Saved entries:
┄┄┄┄┄┄┄┄┄┄┄┄┄┄┄┄┄┄┄┄

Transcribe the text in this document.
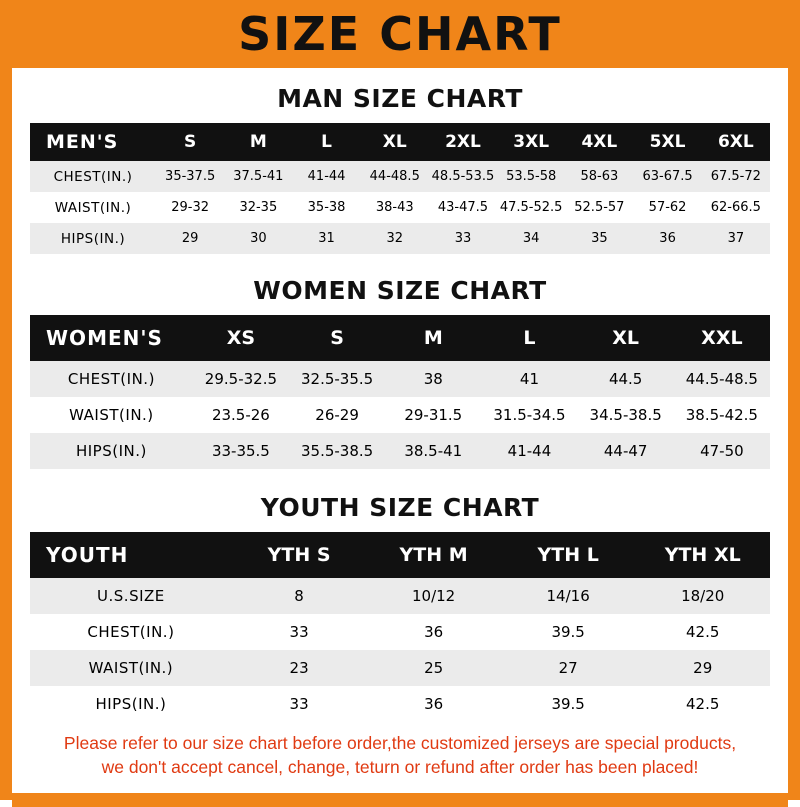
SIZE CHART
MAN SIZE CHART
MEN'S	S	M	L	XL	2XL	3XL	4XL	5XL	6XL
CHEST(IN.)	35-37.5	37.5-41	41-44	44-48.5	48.5-53.5	53.5-58	58-63	63-67.5	67.5-72
WAIST(IN.)	29-32	32-35	35-38	38-43	43-47.5	47.5-52.5	52.5-57	57-62	62-66.5
HIPS(IN.)	29	30	31	32	33	34	35	36	37
WOMEN SIZE CHART
WOMEN'S	XS	S	M	L	XL	XXL
CHEST(IN.)	29.5-32.5	32.5-35.5	38	41	44.5	44.5-48.5
WAIST(IN.)	23.5-26	26-29	29-31.5	31.5-34.5	34.5-38.5	38.5-42.5
HIPS(IN.)	33-35.5	35.5-38.5	38.5-41	41-44	44-47	47-50
YOUTH SIZE CHART
YOUTH	YTH S	YTH M	YTH L	YTH XL
U.S.SIZE	8	10/12	14/16	18/20
CHEST(IN.)	33	36	39.5	42.5
WAIST(IN.)	23	25	27	29
HIPS(IN.)	33	36	39.5	42.5
Please refer to our size chart before order,the customized jerseys are special products,
we don't accept cancel, change, teturn or refund after order has been placed!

┄┄┄┄┄┄┄┄┄┄┄┄┄┄┄┄┄┄┄┄

Quote the listing above in full, except for the pictures.

#### Full response
Transcribe the text in this document.
SIZE CHART
MAN SIZE CHART
MEN'S	S	M	L	XL	2XL	3XL	4XL	5XL	6XL
CHEST(IN.)	35-37.5	37.5-41	41-44	44-48.5	48.5-53.5	53.5-58	58-63	63-67.5	67.5-72
WAIST(IN.)	29-32	32-35	35-38	38-43	43-47.5	47.5-52.5	52.5-57	57-62	62-66.5
HIPS(IN.)	29	30	31	32	33	34	35	36	37
WOMEN SIZE CHART
WOMEN'S	XS	S	M	L	XL	XXL
CHEST(IN.)	29.5-32.5	32.5-35.5	38	41	44.5	44.5-48.5
WAIST(IN.)	23.5-26	26-29	29-31.5	31.5-34.5	34.5-38.5	38.5-42.5
HIPS(IN.)	33-35.5	35.5-38.5	38.5-41	41-44	44-47	47-50
YOUTH SIZE CHART
YOUTH	YTH S	YTH M	YTH L	YTH XL
U.S.SIZE	8	10/12	14/16	18/20
CHEST(IN.)	33	36	39.5	42.5
WAIST(IN.)	23	25	27	29
HIPS(IN.)	33	36	39.5	42.5
Please refer to our size chart before order,the customized jerseys are special products,
we don't accept cancel, change, teturn or refund after order has been placed!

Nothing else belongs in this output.